Text passage

Content starts

2015-01-19 15:55 GMT+01:00 Luciano Ramalho <
luc...@ramalho.org>:
> I am sorry, but I can't reconcile that with this quote from Guido's
> last comment closing your bug report [1]. What am I missing?
Event loops are more "global" than other resources like files,
subprocesses, locks, IMAP or FTP connections (classes implementing
__exit__). asyncio.get_event_loop() doesn't tell you if the event loop
already existed or not.
I disagree with Guido on this issue (I would like to support the
context manager protocol), so I cannot explain you his point of view
:-)
> In a GUI application you may know it's about to exit but you don't own
> the event loop.
Who created the loop and who run the blocking run_forever() function?
If it's a library, the library should be responsible to call
loop.close(), or provide a function which calls loop.close().
All asyncio examples have this pattern in the "main" function:
loop = asyncio.get_event_loop()
# ... use the event loop ...
loop.close()
> If AbstractEventLoopPolicy.get_event_loop() exists to accommodate
> environments providing event loops in their different ways, then the
> AbstractEventLoopPolicy interface should have a function that could be
> safely called by anyone to notify the environment you don't need the
> loop anymore. Such a function -- maybe release_event_loop() -- could
> be called by a BaseEventLoop.release() instance method and by a
> BaseEventLoop.__exit__ method.
I don't understand your proposition. It looks like a reference
counter. Almost all functions in asyncio may call get_event_loop().
Having to call a "release()" method would make the code much more
verbose. It's tricky to ensure that the method is called even if an
exception was raised, and decide when we are done with the event loop.

Content ends

Exercise details
Copy the email word for word, from "I disagree with" up to and including "blocking run_forever() function?".

(Document layout analysis data)
Content starts

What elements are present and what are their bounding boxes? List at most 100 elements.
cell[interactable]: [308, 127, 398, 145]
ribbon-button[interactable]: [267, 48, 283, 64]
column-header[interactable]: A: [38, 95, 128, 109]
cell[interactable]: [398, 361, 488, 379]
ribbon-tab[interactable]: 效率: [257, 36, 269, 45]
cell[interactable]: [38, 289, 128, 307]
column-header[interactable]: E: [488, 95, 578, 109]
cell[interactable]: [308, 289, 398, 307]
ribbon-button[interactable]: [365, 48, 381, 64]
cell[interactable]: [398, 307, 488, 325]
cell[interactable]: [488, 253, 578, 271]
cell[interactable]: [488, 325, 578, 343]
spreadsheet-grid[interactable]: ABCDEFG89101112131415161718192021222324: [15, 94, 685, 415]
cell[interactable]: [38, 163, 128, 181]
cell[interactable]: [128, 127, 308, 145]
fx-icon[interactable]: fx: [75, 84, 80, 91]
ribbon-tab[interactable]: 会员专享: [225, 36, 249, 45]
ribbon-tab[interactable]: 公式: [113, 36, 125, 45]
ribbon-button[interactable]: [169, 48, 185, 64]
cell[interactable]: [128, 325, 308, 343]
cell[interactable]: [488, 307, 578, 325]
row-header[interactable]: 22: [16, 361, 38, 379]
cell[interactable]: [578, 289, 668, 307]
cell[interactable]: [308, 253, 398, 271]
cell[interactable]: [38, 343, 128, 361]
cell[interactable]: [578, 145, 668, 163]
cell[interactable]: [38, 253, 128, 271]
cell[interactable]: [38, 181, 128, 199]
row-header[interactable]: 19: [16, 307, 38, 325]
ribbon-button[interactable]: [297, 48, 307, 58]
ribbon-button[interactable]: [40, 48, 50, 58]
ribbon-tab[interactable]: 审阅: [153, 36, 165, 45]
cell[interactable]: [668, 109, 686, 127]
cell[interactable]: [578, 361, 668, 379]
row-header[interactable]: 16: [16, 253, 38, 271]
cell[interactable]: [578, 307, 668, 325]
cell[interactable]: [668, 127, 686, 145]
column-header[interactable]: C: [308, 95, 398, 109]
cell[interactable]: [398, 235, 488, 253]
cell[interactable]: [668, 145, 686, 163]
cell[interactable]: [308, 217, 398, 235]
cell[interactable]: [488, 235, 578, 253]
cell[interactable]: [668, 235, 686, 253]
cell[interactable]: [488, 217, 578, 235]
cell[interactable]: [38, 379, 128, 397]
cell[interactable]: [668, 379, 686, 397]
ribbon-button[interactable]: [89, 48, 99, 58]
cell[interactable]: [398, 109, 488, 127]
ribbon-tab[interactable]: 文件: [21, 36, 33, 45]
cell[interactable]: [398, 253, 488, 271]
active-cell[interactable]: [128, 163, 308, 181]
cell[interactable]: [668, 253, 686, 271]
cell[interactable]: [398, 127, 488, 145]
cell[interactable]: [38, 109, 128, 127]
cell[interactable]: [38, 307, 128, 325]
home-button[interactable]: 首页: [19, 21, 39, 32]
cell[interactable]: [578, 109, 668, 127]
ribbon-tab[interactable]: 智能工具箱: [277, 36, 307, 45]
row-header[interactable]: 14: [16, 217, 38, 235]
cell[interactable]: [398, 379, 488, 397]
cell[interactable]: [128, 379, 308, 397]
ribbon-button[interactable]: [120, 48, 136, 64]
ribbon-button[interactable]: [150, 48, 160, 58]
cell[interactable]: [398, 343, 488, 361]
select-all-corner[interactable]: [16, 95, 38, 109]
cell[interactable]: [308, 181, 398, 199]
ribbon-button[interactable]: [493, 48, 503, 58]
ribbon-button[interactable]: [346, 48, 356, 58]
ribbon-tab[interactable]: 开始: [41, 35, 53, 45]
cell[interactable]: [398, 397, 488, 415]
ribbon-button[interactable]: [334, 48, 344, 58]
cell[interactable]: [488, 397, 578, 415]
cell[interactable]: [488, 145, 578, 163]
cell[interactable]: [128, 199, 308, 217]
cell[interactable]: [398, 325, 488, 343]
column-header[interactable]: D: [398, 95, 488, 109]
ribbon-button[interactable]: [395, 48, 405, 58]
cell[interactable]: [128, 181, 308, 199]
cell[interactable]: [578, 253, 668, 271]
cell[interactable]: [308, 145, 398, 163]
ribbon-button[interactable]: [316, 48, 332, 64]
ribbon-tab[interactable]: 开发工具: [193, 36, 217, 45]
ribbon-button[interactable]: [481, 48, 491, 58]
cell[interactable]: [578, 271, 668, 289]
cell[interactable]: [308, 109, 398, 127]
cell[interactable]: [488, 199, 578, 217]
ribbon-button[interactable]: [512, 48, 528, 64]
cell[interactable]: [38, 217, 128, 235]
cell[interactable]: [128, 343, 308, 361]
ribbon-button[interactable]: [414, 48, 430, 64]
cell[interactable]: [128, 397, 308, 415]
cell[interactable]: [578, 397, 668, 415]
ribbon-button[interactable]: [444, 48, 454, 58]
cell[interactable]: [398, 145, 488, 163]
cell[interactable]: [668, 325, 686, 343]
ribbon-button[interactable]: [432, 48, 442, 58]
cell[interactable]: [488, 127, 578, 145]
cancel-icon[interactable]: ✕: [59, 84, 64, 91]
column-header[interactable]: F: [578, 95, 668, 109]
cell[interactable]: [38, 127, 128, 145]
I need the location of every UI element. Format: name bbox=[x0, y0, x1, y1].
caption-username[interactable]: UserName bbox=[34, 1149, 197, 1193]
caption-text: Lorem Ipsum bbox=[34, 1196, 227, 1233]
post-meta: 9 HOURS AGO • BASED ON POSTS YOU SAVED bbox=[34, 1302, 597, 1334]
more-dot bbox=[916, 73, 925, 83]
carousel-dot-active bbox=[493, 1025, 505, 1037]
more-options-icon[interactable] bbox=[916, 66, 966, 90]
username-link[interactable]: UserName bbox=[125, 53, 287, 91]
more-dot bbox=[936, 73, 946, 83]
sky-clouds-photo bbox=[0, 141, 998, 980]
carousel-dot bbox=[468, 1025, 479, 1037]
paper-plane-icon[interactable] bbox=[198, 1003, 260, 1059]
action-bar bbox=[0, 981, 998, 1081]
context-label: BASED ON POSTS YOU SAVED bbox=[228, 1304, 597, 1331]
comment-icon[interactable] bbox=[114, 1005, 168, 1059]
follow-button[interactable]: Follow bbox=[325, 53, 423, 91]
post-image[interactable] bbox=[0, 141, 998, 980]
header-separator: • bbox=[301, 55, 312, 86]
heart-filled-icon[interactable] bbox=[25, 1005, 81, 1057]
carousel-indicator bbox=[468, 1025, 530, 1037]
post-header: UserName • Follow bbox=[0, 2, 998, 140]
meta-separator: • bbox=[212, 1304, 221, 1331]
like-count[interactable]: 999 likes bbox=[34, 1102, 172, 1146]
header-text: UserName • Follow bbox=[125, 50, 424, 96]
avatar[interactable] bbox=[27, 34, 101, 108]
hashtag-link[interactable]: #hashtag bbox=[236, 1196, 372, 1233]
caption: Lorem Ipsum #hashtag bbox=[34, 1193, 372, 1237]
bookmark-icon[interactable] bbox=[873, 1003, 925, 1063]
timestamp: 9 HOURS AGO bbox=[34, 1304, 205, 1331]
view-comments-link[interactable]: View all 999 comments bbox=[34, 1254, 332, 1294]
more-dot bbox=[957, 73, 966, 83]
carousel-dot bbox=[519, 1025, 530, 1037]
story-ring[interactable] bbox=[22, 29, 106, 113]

Content ends

Answer section
I disagree with Guido on this issue (I would like to support the
context manager protocol), so I cannot explain you his point of view
:-)
> In a GUI application you may know it's about to exit but you don't own
> the event loop.
Who created the loop and who run the blocking run_forever() function?